> Extracted information
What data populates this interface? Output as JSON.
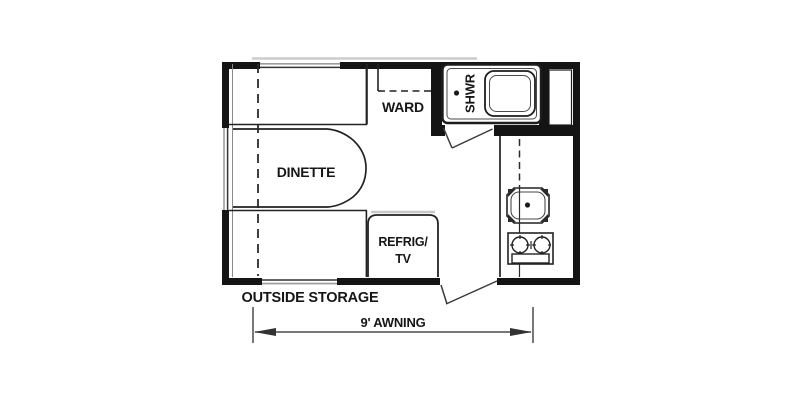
{
  "floorplan": {
    "labels": {
      "wardrobe": "WARD",
      "shower": "SHWR",
      "dinette": "DINETTE",
      "refrig_line1": "REFRIG/",
      "refrig_line2": "TV"
    },
    "annotations": {
      "outside_storage": "OUTSIDE STORAGE",
      "awning": "9' AWNING"
    },
    "colors": {
      "wall": "#141414",
      "line": "#2b2b2b",
      "window_gray": "#9b9b9b",
      "shadow_gray": "#c8c8c8",
      "background": "#ffffff"
    }
  }
}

> What you will do
Leave out the pictures and transcribe the entries above exactly.

> Answer to the problem
What data populates this interface? Output as JSON.
{
  "floorplan": {
    "labels": {
      "wardrobe": "WARD",
      "shower": "SHWR",
      "dinette": "DINETTE",
      "refrig_line1": "REFRIG/",
      "refrig_line2": "TV"
    },
    "annotations": {
      "outside_storage": "OUTSIDE STORAGE",
      "awning": "9' AWNING"
    },
    "colors": {
      "wall": "#141414",
      "line": "#2b2b2b",
      "window_gray": "#9b9b9b",
      "shadow_gray": "#c8c8c8",
      "background": "#ffffff"
    }
  }
}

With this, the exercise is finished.